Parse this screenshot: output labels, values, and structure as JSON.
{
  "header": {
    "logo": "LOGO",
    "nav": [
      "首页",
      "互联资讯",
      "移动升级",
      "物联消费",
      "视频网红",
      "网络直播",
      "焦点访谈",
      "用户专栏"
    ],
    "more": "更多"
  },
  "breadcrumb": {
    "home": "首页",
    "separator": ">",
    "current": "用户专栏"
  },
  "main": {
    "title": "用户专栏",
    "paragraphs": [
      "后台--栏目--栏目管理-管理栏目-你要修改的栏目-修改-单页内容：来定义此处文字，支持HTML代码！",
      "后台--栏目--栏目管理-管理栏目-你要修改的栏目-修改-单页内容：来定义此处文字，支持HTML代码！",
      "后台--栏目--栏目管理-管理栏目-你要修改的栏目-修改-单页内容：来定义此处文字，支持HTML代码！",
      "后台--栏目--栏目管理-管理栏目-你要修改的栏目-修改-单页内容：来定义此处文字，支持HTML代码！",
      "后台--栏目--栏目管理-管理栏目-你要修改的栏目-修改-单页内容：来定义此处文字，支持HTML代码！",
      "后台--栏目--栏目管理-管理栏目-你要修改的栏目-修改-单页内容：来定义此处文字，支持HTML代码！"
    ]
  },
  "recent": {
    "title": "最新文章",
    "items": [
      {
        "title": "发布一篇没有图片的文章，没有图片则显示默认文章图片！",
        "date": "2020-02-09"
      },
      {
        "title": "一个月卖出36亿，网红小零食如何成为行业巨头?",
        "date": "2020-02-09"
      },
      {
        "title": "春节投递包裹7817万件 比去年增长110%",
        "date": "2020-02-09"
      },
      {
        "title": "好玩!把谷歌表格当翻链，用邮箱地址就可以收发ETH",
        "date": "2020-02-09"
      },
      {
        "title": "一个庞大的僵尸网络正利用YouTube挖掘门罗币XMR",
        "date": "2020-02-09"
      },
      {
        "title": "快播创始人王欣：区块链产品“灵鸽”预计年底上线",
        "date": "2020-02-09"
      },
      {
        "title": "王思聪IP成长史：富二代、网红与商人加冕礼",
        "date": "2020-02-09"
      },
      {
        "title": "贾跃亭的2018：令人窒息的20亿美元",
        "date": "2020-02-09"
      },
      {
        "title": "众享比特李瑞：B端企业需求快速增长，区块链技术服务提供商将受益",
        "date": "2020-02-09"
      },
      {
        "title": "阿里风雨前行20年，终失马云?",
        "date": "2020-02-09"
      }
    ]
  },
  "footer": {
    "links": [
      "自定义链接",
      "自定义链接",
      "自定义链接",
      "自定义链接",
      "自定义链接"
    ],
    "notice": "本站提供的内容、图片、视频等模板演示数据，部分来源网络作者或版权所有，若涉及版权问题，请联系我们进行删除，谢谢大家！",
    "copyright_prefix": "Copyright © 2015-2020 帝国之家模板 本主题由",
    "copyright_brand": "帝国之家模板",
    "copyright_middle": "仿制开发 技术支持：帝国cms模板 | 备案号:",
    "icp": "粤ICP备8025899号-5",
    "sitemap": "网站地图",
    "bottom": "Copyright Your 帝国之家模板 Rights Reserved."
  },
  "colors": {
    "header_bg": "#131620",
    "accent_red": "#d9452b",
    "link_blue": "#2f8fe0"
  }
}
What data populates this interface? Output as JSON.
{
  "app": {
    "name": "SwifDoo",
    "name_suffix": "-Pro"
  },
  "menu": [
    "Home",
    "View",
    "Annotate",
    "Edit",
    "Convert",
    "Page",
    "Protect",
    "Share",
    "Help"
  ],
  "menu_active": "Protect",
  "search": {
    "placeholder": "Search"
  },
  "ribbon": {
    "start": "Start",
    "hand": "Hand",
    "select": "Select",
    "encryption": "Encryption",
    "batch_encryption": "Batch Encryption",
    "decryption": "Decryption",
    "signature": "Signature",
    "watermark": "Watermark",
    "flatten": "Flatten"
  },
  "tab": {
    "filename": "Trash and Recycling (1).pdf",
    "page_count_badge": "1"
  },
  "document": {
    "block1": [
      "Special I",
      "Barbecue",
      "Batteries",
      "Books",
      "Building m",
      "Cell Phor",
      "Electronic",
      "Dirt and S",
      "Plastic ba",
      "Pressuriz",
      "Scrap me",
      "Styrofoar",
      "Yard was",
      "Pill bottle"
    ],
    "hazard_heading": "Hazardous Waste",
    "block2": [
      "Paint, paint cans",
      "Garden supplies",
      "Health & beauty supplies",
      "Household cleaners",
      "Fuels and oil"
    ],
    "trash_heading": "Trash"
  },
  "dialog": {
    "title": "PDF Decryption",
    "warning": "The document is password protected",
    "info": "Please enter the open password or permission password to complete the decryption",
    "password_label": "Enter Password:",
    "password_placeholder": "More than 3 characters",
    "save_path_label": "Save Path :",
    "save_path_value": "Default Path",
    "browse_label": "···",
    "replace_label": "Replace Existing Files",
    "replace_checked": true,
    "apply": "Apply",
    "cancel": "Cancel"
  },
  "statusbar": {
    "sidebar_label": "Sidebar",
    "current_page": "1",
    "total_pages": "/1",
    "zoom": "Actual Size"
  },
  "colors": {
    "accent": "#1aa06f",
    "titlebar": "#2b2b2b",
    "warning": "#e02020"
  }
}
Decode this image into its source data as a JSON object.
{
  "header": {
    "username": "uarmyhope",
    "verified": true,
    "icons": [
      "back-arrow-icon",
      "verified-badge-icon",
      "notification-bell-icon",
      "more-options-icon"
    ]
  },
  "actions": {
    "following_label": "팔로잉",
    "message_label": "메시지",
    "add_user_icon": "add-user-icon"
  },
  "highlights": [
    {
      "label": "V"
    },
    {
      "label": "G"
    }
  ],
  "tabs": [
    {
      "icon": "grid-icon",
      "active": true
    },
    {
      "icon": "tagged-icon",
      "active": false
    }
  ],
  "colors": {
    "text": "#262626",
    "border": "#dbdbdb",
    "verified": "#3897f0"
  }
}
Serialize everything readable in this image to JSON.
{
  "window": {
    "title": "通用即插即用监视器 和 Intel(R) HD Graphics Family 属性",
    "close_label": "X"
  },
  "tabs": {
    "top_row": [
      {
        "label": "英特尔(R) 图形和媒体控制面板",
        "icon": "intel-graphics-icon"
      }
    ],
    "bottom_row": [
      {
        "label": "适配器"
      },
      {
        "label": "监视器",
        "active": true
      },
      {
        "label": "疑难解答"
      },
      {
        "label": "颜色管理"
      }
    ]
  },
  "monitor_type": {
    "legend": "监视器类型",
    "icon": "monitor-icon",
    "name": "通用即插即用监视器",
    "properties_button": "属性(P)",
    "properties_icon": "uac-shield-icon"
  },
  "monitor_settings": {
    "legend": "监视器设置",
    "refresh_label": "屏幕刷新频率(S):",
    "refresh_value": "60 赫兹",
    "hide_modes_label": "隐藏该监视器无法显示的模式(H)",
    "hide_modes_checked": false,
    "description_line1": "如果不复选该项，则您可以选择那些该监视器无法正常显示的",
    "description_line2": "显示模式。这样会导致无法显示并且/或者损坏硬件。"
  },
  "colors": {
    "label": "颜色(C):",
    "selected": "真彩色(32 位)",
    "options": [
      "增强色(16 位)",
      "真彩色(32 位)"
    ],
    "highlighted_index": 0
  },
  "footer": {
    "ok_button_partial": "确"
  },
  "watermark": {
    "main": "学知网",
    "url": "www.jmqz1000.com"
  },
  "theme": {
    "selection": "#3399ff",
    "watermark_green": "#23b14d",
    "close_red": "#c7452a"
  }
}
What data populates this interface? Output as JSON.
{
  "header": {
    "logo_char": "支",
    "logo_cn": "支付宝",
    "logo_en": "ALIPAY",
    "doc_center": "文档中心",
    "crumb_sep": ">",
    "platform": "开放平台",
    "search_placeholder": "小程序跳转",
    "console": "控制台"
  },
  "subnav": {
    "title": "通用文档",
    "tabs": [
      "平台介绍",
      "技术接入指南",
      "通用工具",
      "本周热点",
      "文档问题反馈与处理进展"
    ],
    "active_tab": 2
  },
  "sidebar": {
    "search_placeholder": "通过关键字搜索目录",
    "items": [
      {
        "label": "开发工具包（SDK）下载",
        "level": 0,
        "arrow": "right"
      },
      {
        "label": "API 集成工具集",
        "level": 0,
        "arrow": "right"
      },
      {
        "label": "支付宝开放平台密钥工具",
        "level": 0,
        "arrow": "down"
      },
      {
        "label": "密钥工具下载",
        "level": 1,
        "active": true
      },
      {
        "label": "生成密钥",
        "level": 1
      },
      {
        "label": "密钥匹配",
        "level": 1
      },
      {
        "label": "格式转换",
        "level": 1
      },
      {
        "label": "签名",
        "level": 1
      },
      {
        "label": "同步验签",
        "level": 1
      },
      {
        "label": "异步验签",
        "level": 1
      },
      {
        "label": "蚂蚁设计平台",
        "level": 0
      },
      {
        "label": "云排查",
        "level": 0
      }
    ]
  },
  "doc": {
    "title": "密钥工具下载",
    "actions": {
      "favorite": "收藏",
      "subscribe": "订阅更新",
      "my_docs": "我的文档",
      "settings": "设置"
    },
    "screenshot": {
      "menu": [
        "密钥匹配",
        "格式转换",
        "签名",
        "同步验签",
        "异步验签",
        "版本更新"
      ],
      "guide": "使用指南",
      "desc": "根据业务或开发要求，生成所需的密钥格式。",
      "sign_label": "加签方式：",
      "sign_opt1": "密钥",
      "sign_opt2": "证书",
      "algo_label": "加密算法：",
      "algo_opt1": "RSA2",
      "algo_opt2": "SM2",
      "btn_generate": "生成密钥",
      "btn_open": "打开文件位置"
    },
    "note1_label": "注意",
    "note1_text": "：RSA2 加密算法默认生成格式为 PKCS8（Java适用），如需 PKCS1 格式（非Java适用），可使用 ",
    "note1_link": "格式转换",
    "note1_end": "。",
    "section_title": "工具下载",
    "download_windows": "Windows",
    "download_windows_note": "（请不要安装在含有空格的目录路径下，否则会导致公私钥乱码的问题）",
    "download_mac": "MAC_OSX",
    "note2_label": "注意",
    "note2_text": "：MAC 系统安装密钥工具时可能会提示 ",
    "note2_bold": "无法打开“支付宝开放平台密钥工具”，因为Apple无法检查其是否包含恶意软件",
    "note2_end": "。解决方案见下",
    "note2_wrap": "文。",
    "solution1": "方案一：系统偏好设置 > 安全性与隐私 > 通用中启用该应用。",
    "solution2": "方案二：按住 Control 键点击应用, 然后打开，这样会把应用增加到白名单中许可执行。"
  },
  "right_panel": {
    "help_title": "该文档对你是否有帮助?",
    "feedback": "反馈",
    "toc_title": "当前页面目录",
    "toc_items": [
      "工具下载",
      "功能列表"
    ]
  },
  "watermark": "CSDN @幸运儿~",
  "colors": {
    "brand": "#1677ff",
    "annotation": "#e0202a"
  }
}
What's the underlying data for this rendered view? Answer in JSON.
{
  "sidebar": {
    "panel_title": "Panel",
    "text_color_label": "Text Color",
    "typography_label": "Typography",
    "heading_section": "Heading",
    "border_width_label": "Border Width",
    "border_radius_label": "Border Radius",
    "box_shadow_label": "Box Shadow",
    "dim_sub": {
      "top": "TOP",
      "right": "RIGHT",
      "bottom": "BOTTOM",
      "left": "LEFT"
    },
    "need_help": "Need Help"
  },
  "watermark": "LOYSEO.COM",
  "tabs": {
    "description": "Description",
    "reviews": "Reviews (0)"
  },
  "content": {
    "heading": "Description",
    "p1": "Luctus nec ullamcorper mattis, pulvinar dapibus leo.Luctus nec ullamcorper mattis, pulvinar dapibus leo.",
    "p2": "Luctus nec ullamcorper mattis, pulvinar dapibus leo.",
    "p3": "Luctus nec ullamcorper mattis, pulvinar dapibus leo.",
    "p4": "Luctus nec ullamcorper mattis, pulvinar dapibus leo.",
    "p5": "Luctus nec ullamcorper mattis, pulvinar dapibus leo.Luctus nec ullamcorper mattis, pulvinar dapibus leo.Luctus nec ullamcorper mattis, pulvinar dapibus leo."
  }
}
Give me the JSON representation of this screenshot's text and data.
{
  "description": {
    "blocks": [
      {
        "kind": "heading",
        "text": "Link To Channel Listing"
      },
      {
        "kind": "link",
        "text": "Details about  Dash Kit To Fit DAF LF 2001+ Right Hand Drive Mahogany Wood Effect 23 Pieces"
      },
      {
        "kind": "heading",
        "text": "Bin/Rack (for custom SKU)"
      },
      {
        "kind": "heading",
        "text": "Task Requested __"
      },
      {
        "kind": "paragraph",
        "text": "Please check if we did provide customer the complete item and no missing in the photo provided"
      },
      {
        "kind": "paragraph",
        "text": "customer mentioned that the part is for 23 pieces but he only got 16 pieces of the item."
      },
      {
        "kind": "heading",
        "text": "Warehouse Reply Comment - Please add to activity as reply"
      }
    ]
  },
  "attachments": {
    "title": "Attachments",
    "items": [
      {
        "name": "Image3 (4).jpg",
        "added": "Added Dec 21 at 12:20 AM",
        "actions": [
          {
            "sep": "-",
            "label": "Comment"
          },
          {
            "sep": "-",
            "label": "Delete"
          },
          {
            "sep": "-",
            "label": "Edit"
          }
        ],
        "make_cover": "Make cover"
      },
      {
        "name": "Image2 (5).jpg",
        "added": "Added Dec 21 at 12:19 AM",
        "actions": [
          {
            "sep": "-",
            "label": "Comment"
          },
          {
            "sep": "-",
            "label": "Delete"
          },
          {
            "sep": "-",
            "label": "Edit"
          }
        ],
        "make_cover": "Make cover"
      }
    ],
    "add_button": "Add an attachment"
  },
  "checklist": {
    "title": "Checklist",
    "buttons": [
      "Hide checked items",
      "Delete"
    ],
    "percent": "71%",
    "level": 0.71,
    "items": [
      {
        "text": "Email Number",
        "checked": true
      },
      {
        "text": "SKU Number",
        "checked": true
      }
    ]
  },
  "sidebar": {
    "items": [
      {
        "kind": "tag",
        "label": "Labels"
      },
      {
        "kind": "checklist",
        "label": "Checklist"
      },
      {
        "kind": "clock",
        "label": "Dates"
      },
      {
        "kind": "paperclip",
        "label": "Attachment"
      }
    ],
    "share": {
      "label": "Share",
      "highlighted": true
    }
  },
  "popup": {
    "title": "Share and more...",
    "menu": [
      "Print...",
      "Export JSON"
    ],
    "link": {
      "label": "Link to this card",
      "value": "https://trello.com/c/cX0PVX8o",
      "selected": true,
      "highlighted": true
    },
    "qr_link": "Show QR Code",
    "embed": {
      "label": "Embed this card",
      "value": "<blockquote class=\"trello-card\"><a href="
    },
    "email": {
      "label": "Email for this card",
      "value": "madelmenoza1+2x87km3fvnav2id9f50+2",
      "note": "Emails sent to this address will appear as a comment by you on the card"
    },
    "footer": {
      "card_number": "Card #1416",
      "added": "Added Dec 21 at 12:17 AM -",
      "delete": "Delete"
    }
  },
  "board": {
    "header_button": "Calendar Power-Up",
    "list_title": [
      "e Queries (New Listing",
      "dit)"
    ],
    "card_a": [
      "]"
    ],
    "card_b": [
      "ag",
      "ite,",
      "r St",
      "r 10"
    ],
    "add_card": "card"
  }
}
+-------+
Find the number of lines in which the word "data" occurs, and write nothing but that number.

5